#### [Stated problem]
Copy out all the records exactly.

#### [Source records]
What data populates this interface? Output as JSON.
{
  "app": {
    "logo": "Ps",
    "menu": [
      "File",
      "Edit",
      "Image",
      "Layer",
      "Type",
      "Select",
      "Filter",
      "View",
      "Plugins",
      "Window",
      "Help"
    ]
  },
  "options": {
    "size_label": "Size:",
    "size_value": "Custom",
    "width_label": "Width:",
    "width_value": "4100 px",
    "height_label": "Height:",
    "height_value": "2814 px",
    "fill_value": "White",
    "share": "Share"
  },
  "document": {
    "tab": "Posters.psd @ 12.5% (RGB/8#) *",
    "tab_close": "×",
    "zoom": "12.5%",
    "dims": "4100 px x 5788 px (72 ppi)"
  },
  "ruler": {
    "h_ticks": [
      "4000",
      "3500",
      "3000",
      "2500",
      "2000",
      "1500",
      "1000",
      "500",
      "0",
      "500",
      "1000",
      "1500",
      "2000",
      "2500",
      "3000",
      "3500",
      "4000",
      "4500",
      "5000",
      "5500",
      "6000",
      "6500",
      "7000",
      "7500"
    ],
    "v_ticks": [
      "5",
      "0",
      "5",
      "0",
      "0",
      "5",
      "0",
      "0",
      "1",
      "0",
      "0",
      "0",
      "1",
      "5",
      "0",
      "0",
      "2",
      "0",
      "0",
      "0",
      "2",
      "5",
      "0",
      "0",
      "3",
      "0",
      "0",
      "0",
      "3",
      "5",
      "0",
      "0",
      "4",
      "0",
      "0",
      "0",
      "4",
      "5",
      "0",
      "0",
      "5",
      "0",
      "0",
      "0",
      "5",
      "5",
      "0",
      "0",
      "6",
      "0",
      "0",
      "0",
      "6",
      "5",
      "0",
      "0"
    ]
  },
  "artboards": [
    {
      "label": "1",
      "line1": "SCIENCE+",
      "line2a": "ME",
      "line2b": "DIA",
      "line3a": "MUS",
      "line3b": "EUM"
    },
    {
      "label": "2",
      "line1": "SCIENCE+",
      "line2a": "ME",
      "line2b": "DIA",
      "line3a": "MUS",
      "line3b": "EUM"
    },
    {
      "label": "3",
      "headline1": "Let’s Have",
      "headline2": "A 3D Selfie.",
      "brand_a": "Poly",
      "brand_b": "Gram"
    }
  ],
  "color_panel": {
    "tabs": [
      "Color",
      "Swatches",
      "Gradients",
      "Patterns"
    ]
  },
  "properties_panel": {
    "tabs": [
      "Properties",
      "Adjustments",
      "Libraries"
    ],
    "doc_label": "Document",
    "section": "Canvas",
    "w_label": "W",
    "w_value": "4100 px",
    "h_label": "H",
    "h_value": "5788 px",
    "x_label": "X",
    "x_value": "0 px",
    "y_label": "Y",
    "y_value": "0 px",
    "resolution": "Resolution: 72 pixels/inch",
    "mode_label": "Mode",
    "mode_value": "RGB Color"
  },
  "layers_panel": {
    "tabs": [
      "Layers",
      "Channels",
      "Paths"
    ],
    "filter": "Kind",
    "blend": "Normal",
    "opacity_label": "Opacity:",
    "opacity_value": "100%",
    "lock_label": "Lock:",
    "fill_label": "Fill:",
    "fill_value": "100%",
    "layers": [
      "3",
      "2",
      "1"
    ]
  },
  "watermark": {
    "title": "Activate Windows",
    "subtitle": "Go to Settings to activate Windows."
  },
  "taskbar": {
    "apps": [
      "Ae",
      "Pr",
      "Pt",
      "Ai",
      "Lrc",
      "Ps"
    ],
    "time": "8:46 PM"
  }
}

#### [Exercise output]
What data populates this interface? Output as JSON.
{
  "app": {
    "logo": "Ps",
    "menu": [
      "File",
      "Edit",
      "Image",
      "Layer",
      "Type",
      "Select",
      "Filter",
      "View",
      "Plugins",
      "Window",
      "Help"
    ]
  },
  "options": {
    "size_label": "Size:",
    "size_value": "Custom",
    "width_label": "Width:",
    "width_value": "4100 px",
    "height_label": "Height:",
    "height_value": "2814 px",
    "fill_value": "White",
    "share": "Share"
  },
  "document": {
    "tab": "Posters.psd @ 12.5% (RGB/8#) *",
    "tab_close": "×",
    "zoom": "12.5%",
    "dims": "4100 px x 5788 px (72 ppi)"
  },
  "ruler": {
    "h_ticks": [
      "4000",
      "3500",
      "3000",
      "2500",
      "2000",
      "1500",
      "1000",
      "500",
      "0",
      "500",
      "1000",
      "1500",
      "2000",
      "2500",
      "3000",
      "3500",
      "4000",
      "4500",
      "5000",
      "5500",
      "6000",
      "6500",
      "7000",
      "7500"
    ],
    "v_ticks": [
      "5",
      "0",
      "5",
      "0",
      "0",
      "5",
      "0",
      "0",
      "1",
      "0",
      "0",
      "0",
      "1",
      "5",
      "0",
      "0",
      "2",
      "0",
      "0",
      "0",
      "2",
      "5",
      "0",
      "0",
      "3",
      "0",
      "0",
      "0",
      "3",
      "5",
      "0",
      "0",
      "4",
      "0",
      "0",
      "0",
      "4",
      "5",
      "0",
      "0",
      "5",
      "0",
      "0",
      "0",
      "5",
      "5",
      "0",
      "0",
      "6",
      "0",
      "0",
      "0",
      "6",
      "5",
      "0",
      "0"
    ]
  },
  "artboards": [
    {
      "label": "1",
      "line1": "SCIENCE+",
      "line2a": "ME",
      "line2b": "DIA",
      "line3a": "MUS",
      "line3b": "EUM"
    },
    {
      "label": "2",
      "line1": "SCIENCE+",
      "line2a": "ME",
      "line2b": "DIA",
      "line3a": "MUS",
      "line3b": "EUM"
    },
    {
      "label": "3",
      "headline1": "Let’s Have",
      "headline2": "A 3D Selfie.",
      "brand_a": "Poly",
      "brand_b": "Gram"
    }
  ],
  "color_panel": {
    "tabs": [
      "Color",
      "Swatches",
      "Gradients",
      "Patterns"
    ]
  },
  "properties_panel": {
    "tabs": [
      "Properties",
      "Adjustments",
      "Libraries"
    ],
    "doc_label": "Document",
    "section": "Canvas",
    "w_label": "W",
    "w_value": "4100 px",
    "h_label": "H",
    "h_value": "5788 px",
    "x_label": "X",
    "x_value": "0 px",
    "y_label": "Y",
    "y_value": "0 px",
    "resolution": "Resolution: 72 pixels/inch",
    "mode_label": "Mode",
    "mode_value": "RGB Color"
  },
  "layers_panel": {
    "tabs": [
      "Layers",
      "Channels",
      "Paths"
    ],
    "filter": "Kind",
    "blend": "Normal",
    "opacity_label": "Opacity:",
    "opacity_value": "100%",
    "lock_label": "Lock:",
    "fill_label": "Fill:",
    "fill_value": "100%",
    "layers": [
      "3",
      "2",
      "1"
    ]
  },
  "watermark": {
    "title": "Activate Windows",
    "subtitle": "Go to Settings to activate Windows."
  },
  "taskbar": {
    "apps": [
      "Ae",
      "Pr",
      "Pt",
      "Ai",
      "Lrc",
      "Ps"
    ],
    "time": "8:46 PM"
  }
}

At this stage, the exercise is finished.